---------- DATASET
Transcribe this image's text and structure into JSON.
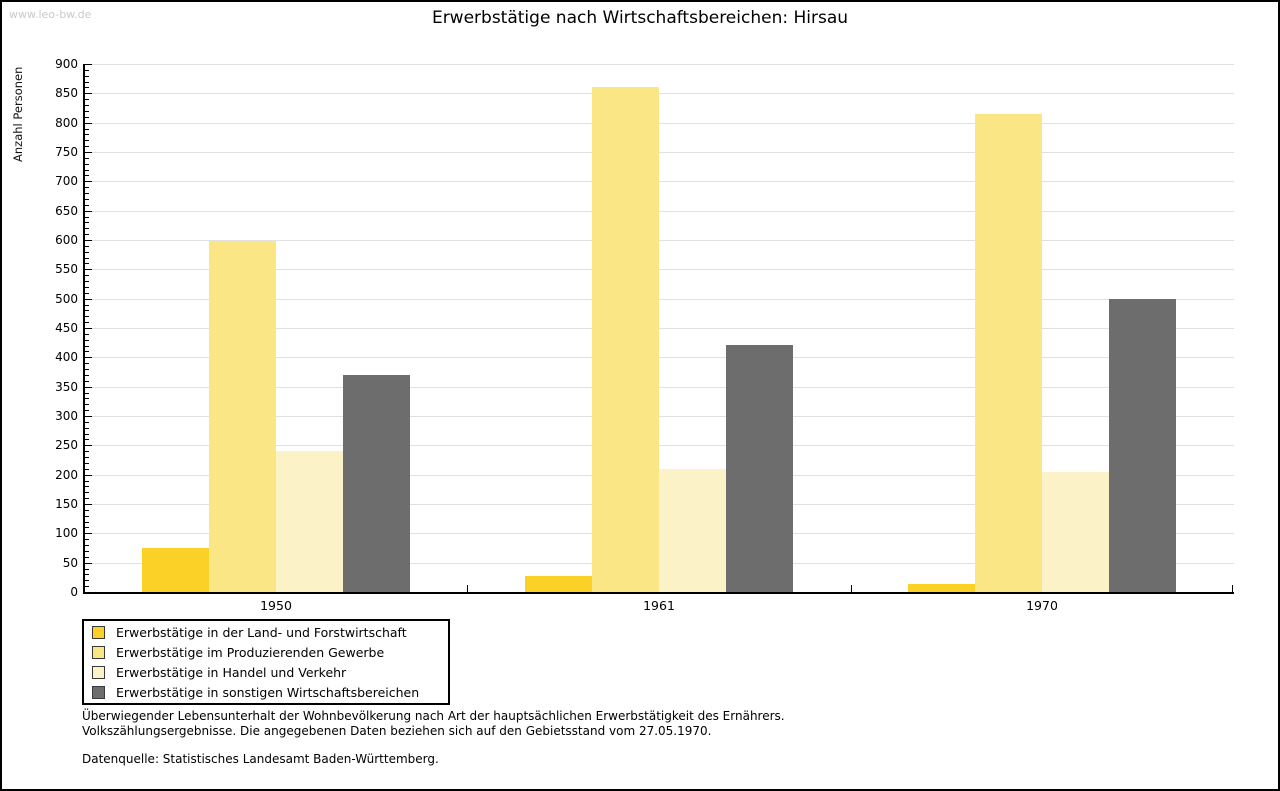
{
  "watermark": "www.leo-bw.de",
  "title": "Erwerbstätige nach Wirtschaftsbereichen: Hirsau",
  "footer": {
    "line1": "Überwiegender Lebensunterhalt der Wohnbevölkerung nach Art der hauptsächlichen Erwerbstätigkeit des Ernährers.",
    "line2": "Volkszählungsergebnisse. Die angegebenen Daten beziehen sich auf den Gebietsstand vom 27.05.1970.",
    "source": "Datenquelle: Statistisches Landesamt Baden-Württemberg."
  },
  "chart_data": {
    "type": "bar",
    "title": "Erwerbstätige nach Wirtschaftsbereichen: Hirsau",
    "xlabel": "",
    "ylabel": "Anzahl Personen",
    "categories": [
      "1950",
      "1961",
      "1970"
    ],
    "series": [
      {
        "name": "Erwerbstätige in der Land- und Forstwirtschaft",
        "color": "#FBD128",
        "values": [
          75,
          28,
          14
        ]
      },
      {
        "name": "Erwerbstätige im Produzierenden Gewerbe",
        "color": "#FBE685",
        "values": [
          598,
          861,
          815
        ]
      },
      {
        "name": "Erwerbstätige in Handel und Verkehr",
        "color": "#FBF3C7",
        "values": [
          241,
          210,
          205
        ]
      },
      {
        "name": "Erwerbstätige in sonstigen Wirtschaftsbereichen",
        "color": "#6D6D6D",
        "values": [
          370,
          421,
          500
        ]
      }
    ],
    "ylim": [
      0,
      900
    ],
    "yticks": [
      0,
      50,
      100,
      150,
      200,
      250,
      300,
      350,
      400,
      450,
      500,
      550,
      600,
      650,
      700,
      750,
      800,
      850,
      900
    ],
    "minor_tick_step": 10,
    "grid": true,
    "legend_position": "bottom-left",
    "colors": {
      "gridline": "#E0E0E0",
      "axis": "#000000",
      "watermark": "#C9C9C9"
    }
  }
}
--------------------
- **BRIEF**
Omit the pictures, then quote the rest of the material above exactly.

- **RESULT OF THE EXERCISE**
Transcribe this image's text and structure into JSON.
{
  "watermark": "www.leo-bw.de",
  "title": "Erwerbstätige nach Wirtschaftsbereichen: Hirsau",
  "footer": {
    "line1": "Überwiegender Lebensunterhalt der Wohnbevölkerung nach Art der hauptsächlichen Erwerbstätigkeit des Ernährers.",
    "line2": "Volkszählungsergebnisse. Die angegebenen Daten beziehen sich auf den Gebietsstand vom 27.05.1970.",
    "source": "Datenquelle: Statistisches Landesamt Baden-Württemberg."
  },
  "chart_data": {
    "type": "bar",
    "title": "Erwerbstätige nach Wirtschaftsbereichen: Hirsau",
    "xlabel": "",
    "ylabel": "Anzahl Personen",
    "categories": [
      "1950",
      "1961",
      "1970"
    ],
    "series": [
      {
        "name": "Erwerbstätige in der Land- und Forstwirtschaft",
        "color": "#FBD128",
        "values": [
          75,
          28,
          14
        ]
      },
      {
        "name": "Erwerbstätige im Produzierenden Gewerbe",
        "color": "#FBE685",
        "values": [
          598,
          861,
          815
        ]
      },
      {
        "name": "Erwerbstätige in Handel und Verkehr",
        "color": "#FBF3C7",
        "values": [
          241,
          210,
          205
        ]
      },
      {
        "name": "Erwerbstätige in sonstigen Wirtschaftsbereichen",
        "color": "#6D6D6D",
        "values": [
          370,
          421,
          500
        ]
      }
    ],
    "ylim": [
      0,
      900
    ],
    "yticks": [
      0,
      50,
      100,
      150,
      200,
      250,
      300,
      350,
      400,
      450,
      500,
      550,
      600,
      650,
      700,
      750,
      800,
      850,
      900
    ],
    "minor_tick_step": 10,
    "grid": true,
    "legend_position": "bottom-left",
    "colors": {
      "gridline": "#E0E0E0",
      "axis": "#000000",
      "watermark": "#C9C9C9"
    }
  }
}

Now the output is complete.